[Records from a dataset]
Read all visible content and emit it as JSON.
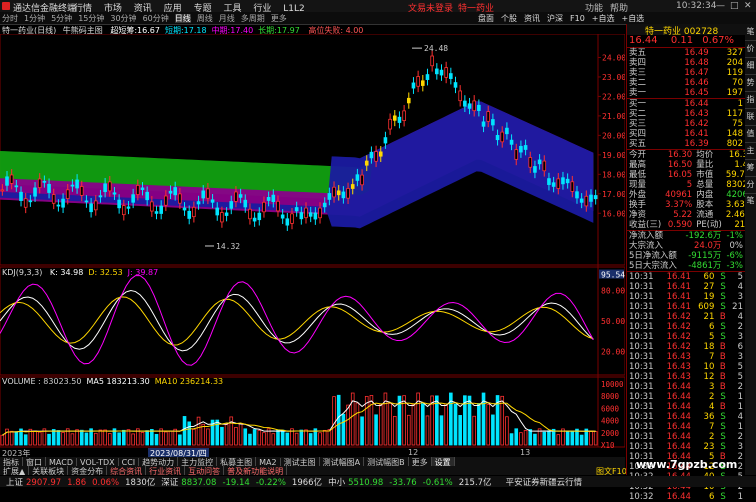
{
  "app": {
    "title": "通达信金融终端",
    "menu": [
      "行情",
      "市场",
      "资讯",
      "应用",
      "专题",
      "工具",
      "行业",
      "L1L2"
    ],
    "status_center": "文易未登录",
    "status_right": "特一药业",
    "right_tools": [
      "功能",
      "帮助"
    ],
    "time": "10:32:34",
    "window_buttons": [
      "—",
      "□",
      "✕"
    ]
  },
  "periods": {
    "items": [
      "分时",
      "1分钟",
      "5分钟",
      "15分钟",
      "30分钟",
      "60分钟",
      "日线",
      "周线",
      "月线",
      "多周期",
      "更多"
    ],
    "active": "日线"
  },
  "top_right_tabs": [
    "盘面",
    "个股",
    "资讯",
    "沪深",
    "F10",
    "+自选",
    "+自选"
  ],
  "chart_header": {
    "stock": "特一药业(日线)",
    "indicator": "牛熊码主图",
    "fields": [
      {
        "label": "超短筹:",
        "value": "16.67",
        "color": "#ffffff"
      },
      {
        "label": "短期:",
        "value": "17.18",
        "color": "#00e5ff"
      },
      {
        "label": "中期:",
        "value": "17.40",
        "color": "#ff00ff"
      },
      {
        "label": "长期:",
        "value": "17.97",
        "color": "#33dd33"
      }
    ],
    "note": "高位失败: 4.00"
  },
  "chart_data": [
    {
      "type": "candlestick",
      "title": "牛熊码主图",
      "ylim": [
        13.6,
        25.0
      ],
      "y_ticks": [
        "24.00",
        "23.00",
        "22.00",
        "21.00",
        "20.00",
        "19.00",
        "18.00",
        "17.00",
        "16.00"
      ],
      "annotations": [
        {
          "text": "24.48",
          "where": "high"
        },
        {
          "text": "14.32",
          "where": "low"
        }
      ]
    },
    {
      "type": "line",
      "title": "KDJ(9,3,3)",
      "series": [
        {
          "name": "K",
          "value": "34.98",
          "color": "#ffffff"
        },
        {
          "name": "D",
          "value": "32.53",
          "color": "#ffd700"
        },
        {
          "name": "J",
          "value": "39.87",
          "color": "#ff00ff"
        }
      ],
      "ylim": [
        0,
        100
      ],
      "y_ticks": [
        "95.54",
        "80.00",
        "50.00",
        "20.00"
      ]
    },
    {
      "type": "bar",
      "title": "VOLUME",
      "series": [
        {
          "name": "VOLUME",
          "value": "83023.50",
          "color": "#cccccc"
        },
        {
          "name": "MA5",
          "value": "183213.30",
          "color": "#ffffff"
        },
        {
          "name": "MA10",
          "value": "236214.33",
          "color": "#ffd700"
        }
      ],
      "y_ticks": [
        "10000",
        "8000",
        "6000",
        "4000",
        "2000",
        "X10"
      ]
    }
  ],
  "x_axis": {
    "left": "2023年",
    "mid": "2023/08/31/四",
    "r1": "12",
    "r2": "13"
  },
  "bottom_tabs": [
    "指标",
    "窗口",
    "MACD",
    "VOL-TDX",
    "CCI",
    "趋势动力",
    "主力监控",
    "私募主图",
    "MA2",
    "测试主图",
    "测试幅图A",
    "测试幅图B",
    "更多",
    "设置"
  ],
  "bottom_tabs2": [
    "扩展▲",
    "关联板块",
    "资金分布",
    "综合资讯",
    "行业资讯",
    "互动问答",
    "普及新功能说明"
  ],
  "quote_panel": {
    "name": "特一药业",
    "code": "002728",
    "price": "16.44",
    "change": "0.11",
    "pct": "0.67%",
    "asks": [
      {
        "label": "卖五",
        "price": "16.49",
        "vol": "327"
      },
      {
        "label": "卖四",
        "price": "16.48",
        "vol": "204"
      },
      {
        "label": "卖三",
        "price": "16.47",
        "vol": "119"
      },
      {
        "label": "卖二",
        "price": "16.46",
        "vol": "70"
      },
      {
        "label": "卖一",
        "price": "16.45",
        "vol": "197"
      }
    ],
    "bids": [
      {
        "label": "买一",
        "price": "16.44",
        "vol": "1"
      },
      {
        "label": "买二",
        "price": "16.43",
        "vol": "117"
      },
      {
        "label": "买三",
        "price": "16.42",
        "vol": "75"
      },
      {
        "label": "买四",
        "price": "16.41",
        "vol": "148"
      },
      {
        "label": "买五",
        "price": "16.39",
        "vol": "802"
      }
    ],
    "stats": [
      [
        "今开",
        "16.30",
        "均价",
        "16.33"
      ],
      [
        "最高",
        "16.50",
        "量比",
        "1.48"
      ],
      [
        "最低",
        "16.05",
        "市值",
        "59.7亿"
      ],
      [
        "现量",
        "5",
        "总量",
        "83024"
      ],
      [
        "外盘",
        "40961",
        "内盘",
        "42063"
      ],
      [
        "换手",
        "3.37%",
        "股本",
        "3.63亿"
      ],
      [
        "净资",
        "5.22",
        "流通",
        "2.46亿"
      ],
      [
        "收益(三)",
        "0.590",
        "PE(动)",
        "21.0"
      ]
    ],
    "flows": [
      {
        "label": "净流入额",
        "value": "-192.6万",
        "pct": "-1%"
      },
      {
        "label": "大宗流入",
        "value": "24.0万",
        "pct": "0%"
      },
      {
        "label": "5日净流入额",
        "value": "-9115万",
        "pct": "-6%"
      },
      {
        "label": "5日大宗流入",
        "value": "-4861万",
        "pct": "-3%"
      }
    ],
    "ticks": [
      [
        "10:31",
        "16.41",
        "60",
        "S",
        "5"
      ],
      [
        "10:31",
        "16.41",
        "27",
        "S",
        "4"
      ],
      [
        "10:31",
        "16.41",
        "19",
        "S",
        "3"
      ],
      [
        "10:31",
        "16.41",
        "609",
        "S",
        "21"
      ],
      [
        "10:31",
        "16.42",
        "21",
        "B",
        "4"
      ],
      [
        "10:31",
        "16.42",
        "6",
        "S",
        "2"
      ],
      [
        "10:31",
        "16.42",
        "5",
        "S",
        "3"
      ],
      [
        "10:31",
        "16.42",
        "18",
        "B",
        "6"
      ],
      [
        "10:31",
        "16.43",
        "7",
        "B",
        "3"
      ],
      [
        "10:31",
        "16.43",
        "10",
        "B",
        "5"
      ],
      [
        "10:31",
        "16.43",
        "12",
        "B",
        "5"
      ],
      [
        "10:31",
        "16.44",
        "3",
        "B",
        "2"
      ],
      [
        "10:31",
        "16.44",
        "2",
        "S",
        "1"
      ],
      [
        "10:31",
        "16.44",
        "4",
        "B",
        "1"
      ],
      [
        "10:31",
        "16.44",
        "36",
        "S",
        "4"
      ],
      [
        "10:31",
        "16.44",
        "7",
        "S",
        "1"
      ],
      [
        "10:31",
        "16.44",
        "2",
        "S",
        "2"
      ],
      [
        "10:31",
        "16.44",
        "23",
        "S",
        "3"
      ],
      [
        "10:31",
        "16.44",
        "5",
        "B",
        "2"
      ],
      [
        "10:32",
        "16.44",
        "12",
        "S",
        "2"
      ],
      [
        "10:32",
        "16.44",
        "40",
        "S",
        "5"
      ],
      [
        "10:32",
        "16.44",
        "10",
        "S",
        "2"
      ],
      [
        "10:32",
        "16.44",
        "6",
        "S",
        "1"
      ]
    ],
    "tabs": [
      "笔",
      "价",
      "细",
      "势",
      "指",
      "联",
      "值",
      "主",
      "筹",
      "分笔"
    ]
  },
  "status_bar": [
    {
      "name": "上证",
      "price": "2907.97",
      "chg": "1.86",
      "pct": "0.06%",
      "amt": "1830亿"
    },
    {
      "name": "深证",
      "price": "8837.08",
      "chg": "-19.14",
      "pct": "-0.22%",
      "amt": "1966亿"
    },
    {
      "name": "中小",
      "price": "5510.98",
      "chg": "-33.76",
      "pct": "-0.61%",
      "amt": "215.7亿"
    }
  ],
  "status_extra": "平安证券新疆云行情",
  "watermark": "www.7gpzb.com",
  "f10_label": "图文F10"
}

Given instruction:
Reproduce each line holding the word "特一药业".

Exercise result:
    "status_right": "特一药业",
    "stock": "特一药业(日线)",
    "name": "特一药业",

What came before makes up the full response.